*What is needed*
Transcribe the listing that follows in full, omitting pictures.

*Data provided*

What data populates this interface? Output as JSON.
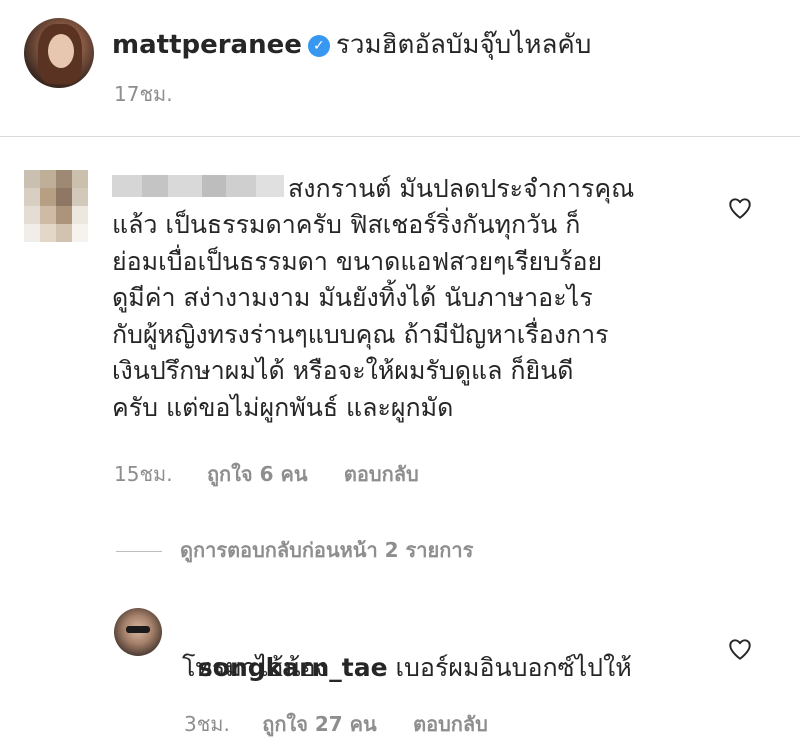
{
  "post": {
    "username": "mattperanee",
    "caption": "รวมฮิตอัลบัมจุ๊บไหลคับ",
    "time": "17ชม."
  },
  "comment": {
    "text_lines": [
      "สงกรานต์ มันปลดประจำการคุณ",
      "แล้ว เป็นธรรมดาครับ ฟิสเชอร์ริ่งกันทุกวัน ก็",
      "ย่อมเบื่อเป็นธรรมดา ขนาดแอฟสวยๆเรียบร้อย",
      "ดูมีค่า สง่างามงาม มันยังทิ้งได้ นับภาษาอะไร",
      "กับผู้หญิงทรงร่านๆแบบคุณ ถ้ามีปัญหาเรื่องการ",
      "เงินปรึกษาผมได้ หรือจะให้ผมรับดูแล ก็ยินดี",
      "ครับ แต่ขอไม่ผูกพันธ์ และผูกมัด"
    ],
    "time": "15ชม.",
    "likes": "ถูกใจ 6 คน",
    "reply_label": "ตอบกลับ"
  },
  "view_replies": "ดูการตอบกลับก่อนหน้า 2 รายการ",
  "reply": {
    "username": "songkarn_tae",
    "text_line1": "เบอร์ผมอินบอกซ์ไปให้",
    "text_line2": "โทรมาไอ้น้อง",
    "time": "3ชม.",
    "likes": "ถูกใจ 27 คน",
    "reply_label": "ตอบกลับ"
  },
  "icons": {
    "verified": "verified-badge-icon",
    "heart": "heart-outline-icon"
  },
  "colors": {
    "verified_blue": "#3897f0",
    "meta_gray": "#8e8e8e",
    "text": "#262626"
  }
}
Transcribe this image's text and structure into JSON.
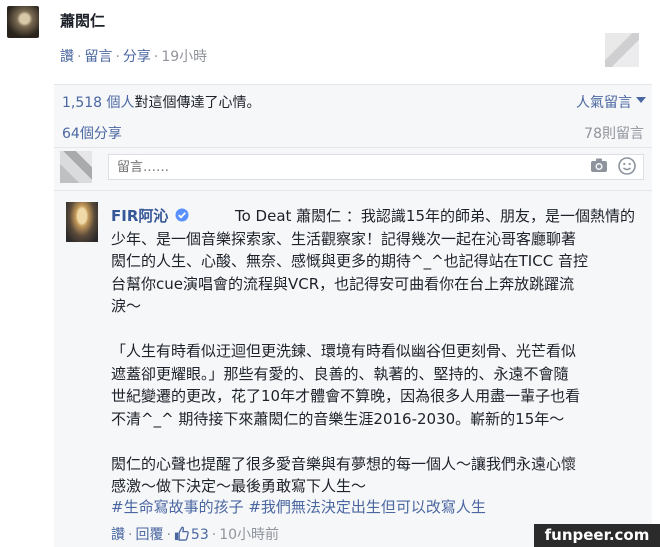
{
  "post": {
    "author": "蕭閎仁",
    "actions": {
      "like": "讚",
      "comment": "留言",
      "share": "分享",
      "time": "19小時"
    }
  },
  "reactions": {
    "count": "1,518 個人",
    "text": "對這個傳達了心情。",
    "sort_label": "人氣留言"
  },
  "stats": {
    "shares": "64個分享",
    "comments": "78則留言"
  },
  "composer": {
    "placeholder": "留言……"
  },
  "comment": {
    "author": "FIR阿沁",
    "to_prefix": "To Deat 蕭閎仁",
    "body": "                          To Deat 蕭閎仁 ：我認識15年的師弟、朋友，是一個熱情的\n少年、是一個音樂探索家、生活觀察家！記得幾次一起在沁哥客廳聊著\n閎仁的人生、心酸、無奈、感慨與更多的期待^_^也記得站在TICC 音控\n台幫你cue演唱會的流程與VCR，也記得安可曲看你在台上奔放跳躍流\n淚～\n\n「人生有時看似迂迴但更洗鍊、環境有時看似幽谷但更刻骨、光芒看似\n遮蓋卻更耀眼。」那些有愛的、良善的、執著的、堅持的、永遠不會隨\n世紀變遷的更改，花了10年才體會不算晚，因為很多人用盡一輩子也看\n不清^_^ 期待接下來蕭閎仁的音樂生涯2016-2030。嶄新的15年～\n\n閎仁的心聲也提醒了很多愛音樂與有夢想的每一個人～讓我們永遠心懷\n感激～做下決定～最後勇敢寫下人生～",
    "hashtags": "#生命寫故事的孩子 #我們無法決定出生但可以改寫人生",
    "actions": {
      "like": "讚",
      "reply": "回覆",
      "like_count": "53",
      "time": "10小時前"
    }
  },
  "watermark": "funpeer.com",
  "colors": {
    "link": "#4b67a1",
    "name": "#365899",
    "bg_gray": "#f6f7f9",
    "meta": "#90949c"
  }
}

*Task answer*
What data populates this interface? Output as JSON.
{
  "post": {
    "username": "mattperanee",
    "caption": "รวมฮิตอัลบัมจุ๊บไหลคับ",
    "time": "17ชม."
  },
  "comment": {
    "text_lines": [
      "สงกรานต์ มันปลดประจำการคุณ",
      "แล้ว เป็นธรรมดาครับ ฟิสเชอร์ริ่งกันทุกวัน ก็",
      "ย่อมเบื่อเป็นธรรมดา ขนาดแอฟสวยๆเรียบร้อย",
      "ดูมีค่า สง่างามงาม มันยังทิ้งได้ นับภาษาอะไร",
      "กับผู้หญิงทรงร่านๆแบบคุณ ถ้ามีปัญหาเรื่องการ",
      "เงินปรึกษาผมได้ หรือจะให้ผมรับดูแล ก็ยินดี",
      "ครับ แต่ขอไม่ผูกพันธ์ และผูกมัด"
    ],
    "time": "15ชม.",
    "likes": "ถูกใจ 6 คน",
    "reply_label": "ตอบกลับ"
  },
  "view_replies": "ดูการตอบกลับก่อนหน้า 2 รายการ",
  "reply": {
    "username": "songkarn_tae",
    "text_line1": "เบอร์ผมอินบอกซ์ไปให้",
    "text_line2": "โทรมาไอ้น้อง",
    "time": "3ชม.",
    "likes": "ถูกใจ 27 คน",
    "reply_label": "ตอบกลับ"
  },
  "icons": {
    "verified": "verified-badge-icon",
    "heart": "heart-outline-icon"
  },
  "colors": {
    "verified_blue": "#3897f0",
    "meta_gray": "#8e8e8e",
    "text": "#262626"
  }
}
Transcribe this image's text and structure into JSON.
{
  "post": {
    "author": "蕭閎仁",
    "actions": {
      "like": "讚",
      "comment": "留言",
      "share": "分享",
      "time": "19小時"
    }
  },
  "reactions": {
    "count": "1,518 個人",
    "text": "對這個傳達了心情。",
    "sort_label": "人氣留言"
  },
  "stats": {
    "shares": "64個分享",
    "comments": "78則留言"
  },
  "composer": {
    "placeholder": "留言……"
  },
  "comment": {
    "author": "FIR阿沁",
    "to_prefix": "To Deat 蕭閎仁",
    "body": "                          To Deat 蕭閎仁 ：我認識15年的師弟、朋友，是一個熱情的\n少年、是一個音樂探索家、生活觀察家！記得幾次一起在沁哥客廳聊著\n閎仁的人生、心酸、無奈、感慨與更多的期待^_^也記得站在TICC 音控\n台幫你cue演唱會的流程與VCR，也記得安可曲看你在台上奔放跳躍流\n淚～\n\n「人生有時看似迂迴但更洗鍊、環境有時看似幽谷但更刻骨、光芒看似\n遮蓋卻更耀眼。」那些有愛的、良善的、執著的、堅持的、永遠不會隨\n世紀變遷的更改，花了10年才體會不算晚，因為很多人用盡一輩子也看\n不清^_^ 期待接下來蕭閎仁的音樂生涯2016-2030。嶄新的15年～\n\n閎仁的心聲也提醒了很多愛音樂與有夢想的每一個人～讓我們永遠心懷\n感激～做下決定～最後勇敢寫下人生～",
    "hashtags": "#生命寫故事的孩子 #我們無法決定出生但可以改寫人生",
    "actions": {
      "like": "讚",
      "reply": "回覆",
      "like_count": "53",
      "time": "10小時前"
    }
  },
  "watermark": "funpeer.com",
  "colors": {
    "link": "#4b67a1",
    "name": "#365899",
    "bg_gray": "#f6f7f9",
    "meta": "#90949c"
  }
}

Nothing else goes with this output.